INSTRUCTIONS FOR THE TASK
Please print the material below again line for line, with no changes.

## begin EXTRACTED ENTRIES

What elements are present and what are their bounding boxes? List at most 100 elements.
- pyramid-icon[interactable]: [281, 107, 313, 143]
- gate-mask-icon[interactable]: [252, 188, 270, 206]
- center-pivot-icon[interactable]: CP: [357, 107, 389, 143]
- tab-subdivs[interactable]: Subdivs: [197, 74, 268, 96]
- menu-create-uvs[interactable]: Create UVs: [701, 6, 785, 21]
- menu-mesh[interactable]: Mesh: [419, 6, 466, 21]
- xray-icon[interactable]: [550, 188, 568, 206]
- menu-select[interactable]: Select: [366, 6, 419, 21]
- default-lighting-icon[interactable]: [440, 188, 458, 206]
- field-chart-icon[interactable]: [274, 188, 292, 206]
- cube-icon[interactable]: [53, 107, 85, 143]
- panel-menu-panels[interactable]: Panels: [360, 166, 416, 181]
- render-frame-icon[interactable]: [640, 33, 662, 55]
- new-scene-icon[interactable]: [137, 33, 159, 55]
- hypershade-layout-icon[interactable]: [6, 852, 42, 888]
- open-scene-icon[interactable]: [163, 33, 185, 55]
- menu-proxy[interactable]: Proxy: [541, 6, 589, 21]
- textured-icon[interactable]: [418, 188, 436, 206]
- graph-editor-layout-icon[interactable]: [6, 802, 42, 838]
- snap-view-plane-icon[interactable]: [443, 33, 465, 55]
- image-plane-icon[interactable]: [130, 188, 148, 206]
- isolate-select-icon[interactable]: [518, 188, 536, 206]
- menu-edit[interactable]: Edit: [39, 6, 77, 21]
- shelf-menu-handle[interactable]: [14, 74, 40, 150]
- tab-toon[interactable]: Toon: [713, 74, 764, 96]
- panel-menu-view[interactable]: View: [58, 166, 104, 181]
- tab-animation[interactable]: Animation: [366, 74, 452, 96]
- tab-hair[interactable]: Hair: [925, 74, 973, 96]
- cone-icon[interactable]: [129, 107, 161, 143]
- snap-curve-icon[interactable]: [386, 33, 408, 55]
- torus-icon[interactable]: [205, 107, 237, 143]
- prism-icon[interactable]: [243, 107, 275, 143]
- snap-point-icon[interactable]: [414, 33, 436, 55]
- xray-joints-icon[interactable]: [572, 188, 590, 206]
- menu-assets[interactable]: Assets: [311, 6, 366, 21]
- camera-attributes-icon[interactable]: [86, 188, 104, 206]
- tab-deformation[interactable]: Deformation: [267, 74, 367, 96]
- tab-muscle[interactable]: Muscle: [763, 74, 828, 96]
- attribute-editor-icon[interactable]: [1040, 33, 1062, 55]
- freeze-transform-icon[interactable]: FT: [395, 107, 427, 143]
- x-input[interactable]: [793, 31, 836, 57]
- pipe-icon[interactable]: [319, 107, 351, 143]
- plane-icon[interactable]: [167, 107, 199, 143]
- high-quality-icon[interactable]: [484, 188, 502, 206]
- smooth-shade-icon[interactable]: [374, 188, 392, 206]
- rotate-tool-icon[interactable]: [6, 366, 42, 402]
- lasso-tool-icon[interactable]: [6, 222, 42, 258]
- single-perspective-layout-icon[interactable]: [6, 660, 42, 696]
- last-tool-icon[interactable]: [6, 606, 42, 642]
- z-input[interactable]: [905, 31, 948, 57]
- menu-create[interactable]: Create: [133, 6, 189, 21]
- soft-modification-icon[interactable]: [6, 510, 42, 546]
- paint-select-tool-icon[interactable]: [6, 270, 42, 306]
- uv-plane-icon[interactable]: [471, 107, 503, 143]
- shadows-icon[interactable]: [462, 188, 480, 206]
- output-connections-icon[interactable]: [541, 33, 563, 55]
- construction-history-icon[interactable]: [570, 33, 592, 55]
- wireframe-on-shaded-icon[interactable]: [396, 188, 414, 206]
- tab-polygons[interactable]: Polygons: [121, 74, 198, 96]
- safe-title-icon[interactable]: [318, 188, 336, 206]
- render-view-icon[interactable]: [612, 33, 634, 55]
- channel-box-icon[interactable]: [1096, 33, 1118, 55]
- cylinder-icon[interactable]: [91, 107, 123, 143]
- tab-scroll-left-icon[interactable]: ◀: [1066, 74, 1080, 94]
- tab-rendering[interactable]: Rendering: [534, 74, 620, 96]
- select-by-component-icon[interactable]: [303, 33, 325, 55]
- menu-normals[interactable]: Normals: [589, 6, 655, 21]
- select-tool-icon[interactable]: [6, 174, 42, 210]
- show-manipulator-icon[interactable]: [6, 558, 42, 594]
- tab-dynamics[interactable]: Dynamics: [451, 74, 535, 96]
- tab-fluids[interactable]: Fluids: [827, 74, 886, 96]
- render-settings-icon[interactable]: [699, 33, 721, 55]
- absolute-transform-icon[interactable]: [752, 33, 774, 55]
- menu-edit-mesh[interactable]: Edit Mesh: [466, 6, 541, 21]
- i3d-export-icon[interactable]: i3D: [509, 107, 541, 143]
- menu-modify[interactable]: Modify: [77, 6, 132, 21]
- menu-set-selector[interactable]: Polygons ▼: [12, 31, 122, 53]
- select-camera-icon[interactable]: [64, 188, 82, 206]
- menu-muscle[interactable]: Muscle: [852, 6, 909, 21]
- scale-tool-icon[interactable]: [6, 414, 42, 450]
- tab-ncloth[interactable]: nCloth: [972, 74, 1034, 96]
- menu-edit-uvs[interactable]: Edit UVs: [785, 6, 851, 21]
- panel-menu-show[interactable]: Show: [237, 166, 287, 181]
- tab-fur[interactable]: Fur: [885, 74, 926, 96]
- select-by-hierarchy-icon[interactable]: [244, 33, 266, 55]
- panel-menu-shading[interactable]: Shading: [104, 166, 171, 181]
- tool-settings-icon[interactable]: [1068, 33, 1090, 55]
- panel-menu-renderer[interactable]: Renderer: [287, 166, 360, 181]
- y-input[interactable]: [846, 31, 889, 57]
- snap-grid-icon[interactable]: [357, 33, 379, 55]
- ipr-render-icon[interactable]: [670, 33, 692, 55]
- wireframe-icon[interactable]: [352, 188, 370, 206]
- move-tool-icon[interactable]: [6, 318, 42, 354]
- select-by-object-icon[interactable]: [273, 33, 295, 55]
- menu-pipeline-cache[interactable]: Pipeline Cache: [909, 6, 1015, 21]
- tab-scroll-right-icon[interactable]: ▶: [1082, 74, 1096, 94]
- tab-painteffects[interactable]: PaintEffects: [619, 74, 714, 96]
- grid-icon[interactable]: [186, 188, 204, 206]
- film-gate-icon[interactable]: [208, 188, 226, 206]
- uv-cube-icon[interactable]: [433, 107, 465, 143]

## end EXTRACTED ENTRIES

IN RESPONSE
What elements are present and what are their bounding boxes? List at most 100 elements.
- pyramid-icon[interactable]: [281, 107, 313, 143]
- gate-mask-icon[interactable]: [252, 188, 270, 206]
- center-pivot-icon[interactable]: CP: [357, 107, 389, 143]
- tab-subdivs[interactable]: Subdivs: [197, 74, 268, 96]
- menu-create-uvs[interactable]: Create UVs: [701, 6, 785, 21]
- menu-mesh[interactable]: Mesh: [419, 6, 466, 21]
- xray-icon[interactable]: [550, 188, 568, 206]
- menu-select[interactable]: Select: [366, 6, 419, 21]
- default-lighting-icon[interactable]: [440, 188, 458, 206]
- field-chart-icon[interactable]: [274, 188, 292, 206]
- cube-icon[interactable]: [53, 107, 85, 143]
- panel-menu-panels[interactable]: Panels: [360, 166, 416, 181]
- render-frame-icon[interactable]: [640, 33, 662, 55]
- new-scene-icon[interactable]: [137, 33, 159, 55]
- hypershade-layout-icon[interactable]: [6, 852, 42, 888]
- open-scene-icon[interactable]: [163, 33, 185, 55]
- menu-proxy[interactable]: Proxy: [541, 6, 589, 21]
- textured-icon[interactable]: [418, 188, 436, 206]
- graph-editor-layout-icon[interactable]: [6, 802, 42, 838]
- snap-view-plane-icon[interactable]: [443, 33, 465, 55]
- image-plane-icon[interactable]: [130, 188, 148, 206]
- isolate-select-icon[interactable]: [518, 188, 536, 206]
- menu-edit[interactable]: Edit: [39, 6, 77, 21]
- shelf-menu-handle[interactable]: [14, 74, 40, 150]
- tab-toon[interactable]: Toon: [713, 74, 764, 96]
- panel-menu-view[interactable]: View: [58, 166, 104, 181]
- tab-animation[interactable]: Animation: [366, 74, 452, 96]
- tab-hair[interactable]: Hair: [925, 74, 973, 96]
- cone-icon[interactable]: [129, 107, 161, 143]
- snap-curve-icon[interactable]: [386, 33, 408, 55]
- torus-icon[interactable]: [205, 107, 237, 143]
- prism-icon[interactable]: [243, 107, 275, 143]
- snap-point-icon[interactable]: [414, 33, 436, 55]
- xray-joints-icon[interactable]: [572, 188, 590, 206]
- menu-assets[interactable]: Assets: [311, 6, 366, 21]
- camera-attributes-icon[interactable]: [86, 188, 104, 206]
- tab-deformation[interactable]: Deformation: [267, 74, 367, 96]
- tab-muscle[interactable]: Muscle: [763, 74, 828, 96]
- attribute-editor-icon[interactable]: [1040, 33, 1062, 55]
- freeze-transform-icon[interactable]: FT: [395, 107, 427, 143]
- x-input[interactable]: [793, 31, 836, 57]
- pipe-icon[interactable]: [319, 107, 351, 143]
- plane-icon[interactable]: [167, 107, 199, 143]
- high-quality-icon[interactable]: [484, 188, 502, 206]
- smooth-shade-icon[interactable]: [374, 188, 392, 206]
- rotate-tool-icon[interactable]: [6, 366, 42, 402]
- lasso-tool-icon[interactable]: [6, 222, 42, 258]
- single-perspective-layout-icon[interactable]: [6, 660, 42, 696]
- last-tool-icon[interactable]: [6, 606, 42, 642]
- z-input[interactable]: [905, 31, 948, 57]
- menu-create[interactable]: Create: [133, 6, 189, 21]
- soft-modification-icon[interactable]: [6, 510, 42, 546]
- paint-select-tool-icon[interactable]: [6, 270, 42, 306]
- uv-plane-icon[interactable]: [471, 107, 503, 143]
- shadows-icon[interactable]: [462, 188, 480, 206]
- output-connections-icon[interactable]: [541, 33, 563, 55]
- construction-history-icon[interactable]: [570, 33, 592, 55]
- wireframe-on-shaded-icon[interactable]: [396, 188, 414, 206]
- tab-polygons[interactable]: Polygons: [121, 74, 198, 96]
- safe-title-icon[interactable]: [318, 188, 336, 206]
- render-view-icon[interactable]: [612, 33, 634, 55]
- channel-box-icon[interactable]: [1096, 33, 1118, 55]
- cylinder-icon[interactable]: [91, 107, 123, 143]
- tab-scroll-left-icon[interactable]: ◀: [1066, 74, 1080, 94]
- tab-rendering[interactable]: Rendering: [534, 74, 620, 96]
- select-by-component-icon[interactable]: [303, 33, 325, 55]
- menu-normals[interactable]: Normals: [589, 6, 655, 21]
- select-tool-icon[interactable]: [6, 174, 42, 210]
- show-manipulator-icon[interactable]: [6, 558, 42, 594]
- tab-dynamics[interactable]: Dynamics: [451, 74, 535, 96]
- tab-fluids[interactable]: Fluids: [827, 74, 886, 96]
- render-settings-icon[interactable]: [699, 33, 721, 55]
- absolute-transform-icon[interactable]: [752, 33, 774, 55]
- menu-edit-mesh[interactable]: Edit Mesh: [466, 6, 541, 21]
- i3d-export-icon[interactable]: i3D: [509, 107, 541, 143]
- menu-modify[interactable]: Modify: [77, 6, 132, 21]
- menu-set-selector[interactable]: Polygons ▼: [12, 31, 122, 53]
- select-camera-icon[interactable]: [64, 188, 82, 206]
- menu-muscle[interactable]: Muscle: [852, 6, 909, 21]
- scale-tool-icon[interactable]: [6, 414, 42, 450]
- tab-ncloth[interactable]: nCloth: [972, 74, 1034, 96]
- menu-edit-uvs[interactable]: Edit UVs: [785, 6, 851, 21]
- panel-menu-show[interactable]: Show: [237, 166, 287, 181]
- tab-fur[interactable]: Fur: [885, 74, 926, 96]
- select-by-hierarchy-icon[interactable]: [244, 33, 266, 55]
- panel-menu-shading[interactable]: Shading: [104, 166, 171, 181]
- tool-settings-icon[interactable]: [1068, 33, 1090, 55]
- panel-menu-renderer[interactable]: Renderer: [287, 166, 360, 181]
- y-input[interactable]: [846, 31, 889, 57]
- snap-grid-icon[interactable]: [357, 33, 379, 55]
- ipr-render-icon[interactable]: [670, 33, 692, 55]
- wireframe-icon[interactable]: [352, 188, 370, 206]
- move-tool-icon[interactable]: [6, 318, 42, 354]
- select-by-object-icon[interactable]: [273, 33, 295, 55]
- menu-pipeline-cache[interactable]: Pipeline Cache: [909, 6, 1015, 21]
- tab-scroll-right-icon[interactable]: ▶: [1082, 74, 1096, 94]
- tab-painteffects[interactable]: PaintEffects: [619, 74, 714, 96]
- grid-icon[interactable]: [186, 188, 204, 206]
- film-gate-icon[interactable]: [208, 188, 226, 206]
- uv-cube-icon[interactable]: [433, 107, 465, 143]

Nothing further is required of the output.